Exercise task
All entries must be extracted exactly, with nothing added or dropped.

===== Dataset content =====

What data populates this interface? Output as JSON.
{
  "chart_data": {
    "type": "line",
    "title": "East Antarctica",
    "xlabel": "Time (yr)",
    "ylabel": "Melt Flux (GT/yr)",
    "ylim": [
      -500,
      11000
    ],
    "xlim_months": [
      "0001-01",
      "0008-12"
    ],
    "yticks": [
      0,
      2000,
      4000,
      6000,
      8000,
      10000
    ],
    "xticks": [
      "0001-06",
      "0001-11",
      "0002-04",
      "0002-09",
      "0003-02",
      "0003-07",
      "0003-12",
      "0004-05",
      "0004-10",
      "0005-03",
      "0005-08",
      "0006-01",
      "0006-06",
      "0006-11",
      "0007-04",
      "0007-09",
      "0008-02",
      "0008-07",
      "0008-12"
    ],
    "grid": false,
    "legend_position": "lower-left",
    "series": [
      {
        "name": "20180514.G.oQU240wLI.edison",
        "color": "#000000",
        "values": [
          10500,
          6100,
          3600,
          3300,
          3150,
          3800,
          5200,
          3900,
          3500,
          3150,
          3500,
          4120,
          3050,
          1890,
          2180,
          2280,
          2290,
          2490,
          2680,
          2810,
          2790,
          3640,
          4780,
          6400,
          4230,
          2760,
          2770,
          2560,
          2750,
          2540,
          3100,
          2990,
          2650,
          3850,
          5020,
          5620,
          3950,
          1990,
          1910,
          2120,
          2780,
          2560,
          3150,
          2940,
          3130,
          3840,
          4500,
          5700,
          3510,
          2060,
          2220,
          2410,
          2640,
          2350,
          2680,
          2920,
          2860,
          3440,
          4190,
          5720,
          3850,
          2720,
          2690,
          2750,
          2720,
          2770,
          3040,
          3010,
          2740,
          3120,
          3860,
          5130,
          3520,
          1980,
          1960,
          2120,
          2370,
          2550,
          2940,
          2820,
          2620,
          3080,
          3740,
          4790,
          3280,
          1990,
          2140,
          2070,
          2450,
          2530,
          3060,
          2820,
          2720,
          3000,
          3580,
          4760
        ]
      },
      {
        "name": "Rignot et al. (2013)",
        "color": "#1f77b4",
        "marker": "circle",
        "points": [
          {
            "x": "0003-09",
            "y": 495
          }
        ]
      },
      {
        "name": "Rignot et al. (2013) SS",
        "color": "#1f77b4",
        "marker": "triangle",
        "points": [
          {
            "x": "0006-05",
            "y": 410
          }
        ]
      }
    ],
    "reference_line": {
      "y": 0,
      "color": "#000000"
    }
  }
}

=====

Final result
What data populates this interface? Output as JSON.
{
  "chart_data": {
    "type": "line",
    "title": "East Antarctica",
    "xlabel": "Time (yr)",
    "ylabel": "Melt Flux (GT/yr)",
    "ylim": [
      -500,
      11000
    ],
    "xlim_months": [
      "0001-01",
      "0008-12"
    ],
    "yticks": [
      0,
      2000,
      4000,
      6000,
      8000,
      10000
    ],
    "xticks": [
      "0001-06",
      "0001-11",
      "0002-04",
      "0002-09",
      "0003-02",
      "0003-07",
      "0003-12",
      "0004-05",
      "0004-10",
      "0005-03",
      "0005-08",
      "0006-01",
      "0006-06",
      "0006-11",
      "0007-04",
      "0007-09",
      "0008-02",
      "0008-07",
      "0008-12"
    ],
    "grid": false,
    "legend_position": "lower-left",
    "series": [
      {
        "name": "20180514.G.oQU240wLI.edison",
        "color": "#000000",
        "values": [
          10500,
          6100,
          3600,
          3300,
          3150,
          3800,
          5200,
          3900,
          3500,
          3150,
          3500,
          4120,
          3050,
          1890,
          2180,
          2280,
          2290,
          2490,
          2680,
          2810,
          2790,
          3640,
          4780,
          6400,
          4230,
          2760,
          2770,
          2560,
          2750,
          2540,
          3100,
          2990,
          2650,
          3850,
          5020,
          5620,
          3950,
          1990,
          1910,
          2120,
          2780,
          2560,
          3150,
          2940,
          3130,
          3840,
          4500,
          5700,
          3510,
          2060,
          2220,
          2410,
          2640,
          2350,
          2680,
          2920,
          2860,
          3440,
          4190,
          5720,
          3850,
          2720,
          2690,
          2750,
          2720,
          2770,
          3040,
          3010,
          2740,
          3120,
          3860,
          5130,
          3520,
          1980,
          1960,
          2120,
          2370,
          2550,
          2940,
          2820,
          2620,
          3080,
          3740,
          4790,
          3280,
          1990,
          2140,
          2070,
          2450,
          2530,
          3060,
          2820,
          2720,
          3000,
          3580,
          4760
        ]
      },
      {
        "name": "Rignot et al. (2013)",
        "color": "#1f77b4",
        "marker": "circle",
        "points": [
          {
            "x": "0003-09",
            "y": 495
          }
        ]
      },
      {
        "name": "Rignot et al. (2013) SS",
        "color": "#1f77b4",
        "marker": "triangle",
        "points": [
          {
            "x": "0006-05",
            "y": 410
          }
        ]
      }
    ],
    "reference_line": {
      "y": 0,
      "color": "#000000"
    }
  }
}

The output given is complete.